→ **Data for the task**
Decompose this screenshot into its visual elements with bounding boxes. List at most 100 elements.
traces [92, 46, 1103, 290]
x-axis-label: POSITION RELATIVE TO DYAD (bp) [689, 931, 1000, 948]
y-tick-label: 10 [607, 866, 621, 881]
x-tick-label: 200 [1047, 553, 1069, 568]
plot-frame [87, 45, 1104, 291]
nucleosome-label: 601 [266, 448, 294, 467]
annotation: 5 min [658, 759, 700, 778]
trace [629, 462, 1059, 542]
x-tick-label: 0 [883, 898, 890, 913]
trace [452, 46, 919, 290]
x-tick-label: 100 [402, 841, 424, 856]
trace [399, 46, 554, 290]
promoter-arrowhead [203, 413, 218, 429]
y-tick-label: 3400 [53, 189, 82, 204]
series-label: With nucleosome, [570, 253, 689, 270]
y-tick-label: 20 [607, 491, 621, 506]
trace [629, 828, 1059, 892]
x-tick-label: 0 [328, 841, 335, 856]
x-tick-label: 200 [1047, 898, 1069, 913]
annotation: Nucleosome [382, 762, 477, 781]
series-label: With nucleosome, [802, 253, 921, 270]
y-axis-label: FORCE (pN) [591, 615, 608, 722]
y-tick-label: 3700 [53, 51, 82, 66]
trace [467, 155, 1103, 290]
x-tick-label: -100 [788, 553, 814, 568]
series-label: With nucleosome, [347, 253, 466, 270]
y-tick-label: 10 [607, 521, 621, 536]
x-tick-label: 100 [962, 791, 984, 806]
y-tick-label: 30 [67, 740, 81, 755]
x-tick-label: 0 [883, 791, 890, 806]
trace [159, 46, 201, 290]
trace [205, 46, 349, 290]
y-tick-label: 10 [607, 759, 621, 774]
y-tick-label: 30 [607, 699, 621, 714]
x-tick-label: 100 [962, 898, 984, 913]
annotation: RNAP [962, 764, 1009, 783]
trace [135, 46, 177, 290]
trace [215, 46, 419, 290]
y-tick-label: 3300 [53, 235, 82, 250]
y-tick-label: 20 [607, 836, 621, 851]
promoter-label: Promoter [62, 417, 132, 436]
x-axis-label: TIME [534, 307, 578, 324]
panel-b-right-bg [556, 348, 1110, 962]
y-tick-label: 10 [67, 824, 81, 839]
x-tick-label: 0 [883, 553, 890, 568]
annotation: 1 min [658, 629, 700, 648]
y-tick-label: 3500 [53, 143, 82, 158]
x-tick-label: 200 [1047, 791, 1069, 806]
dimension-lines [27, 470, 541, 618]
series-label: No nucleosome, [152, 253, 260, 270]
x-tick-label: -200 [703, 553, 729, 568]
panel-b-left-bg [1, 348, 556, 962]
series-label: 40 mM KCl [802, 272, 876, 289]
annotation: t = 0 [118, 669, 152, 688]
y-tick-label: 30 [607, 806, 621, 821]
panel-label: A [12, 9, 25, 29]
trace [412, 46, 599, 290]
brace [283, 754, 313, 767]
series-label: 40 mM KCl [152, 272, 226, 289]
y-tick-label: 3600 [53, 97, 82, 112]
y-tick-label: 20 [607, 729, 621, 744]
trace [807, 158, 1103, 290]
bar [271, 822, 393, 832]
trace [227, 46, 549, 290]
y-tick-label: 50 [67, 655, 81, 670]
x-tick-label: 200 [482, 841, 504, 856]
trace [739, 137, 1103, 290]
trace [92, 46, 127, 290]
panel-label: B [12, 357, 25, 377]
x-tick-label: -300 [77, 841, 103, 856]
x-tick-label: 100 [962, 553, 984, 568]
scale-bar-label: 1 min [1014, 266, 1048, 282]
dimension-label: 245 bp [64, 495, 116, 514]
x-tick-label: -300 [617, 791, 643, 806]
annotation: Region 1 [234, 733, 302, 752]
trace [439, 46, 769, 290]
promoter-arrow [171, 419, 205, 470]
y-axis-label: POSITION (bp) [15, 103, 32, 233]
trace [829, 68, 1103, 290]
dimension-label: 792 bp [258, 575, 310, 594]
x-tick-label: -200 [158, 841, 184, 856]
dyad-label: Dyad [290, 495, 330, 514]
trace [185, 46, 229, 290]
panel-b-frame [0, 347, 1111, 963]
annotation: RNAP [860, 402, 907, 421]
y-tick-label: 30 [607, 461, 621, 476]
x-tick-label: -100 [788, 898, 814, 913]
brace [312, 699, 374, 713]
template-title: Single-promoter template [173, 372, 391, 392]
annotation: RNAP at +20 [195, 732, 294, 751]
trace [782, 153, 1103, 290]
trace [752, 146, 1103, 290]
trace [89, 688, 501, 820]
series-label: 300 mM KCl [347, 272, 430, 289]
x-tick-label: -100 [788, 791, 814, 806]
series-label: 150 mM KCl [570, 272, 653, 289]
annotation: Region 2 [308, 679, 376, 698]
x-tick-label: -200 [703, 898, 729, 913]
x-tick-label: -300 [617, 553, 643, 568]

→ **Exercise task**
Pull out every line above that contains the string "POSITION", treating uppercase and lowercase as different.

→ **Finished task**
x-axis-label: POSITION RELATIVE TO DYAD (bp) [689, 931, 1000, 948]
y-axis-label: POSITION (bp) [15, 103, 32, 233]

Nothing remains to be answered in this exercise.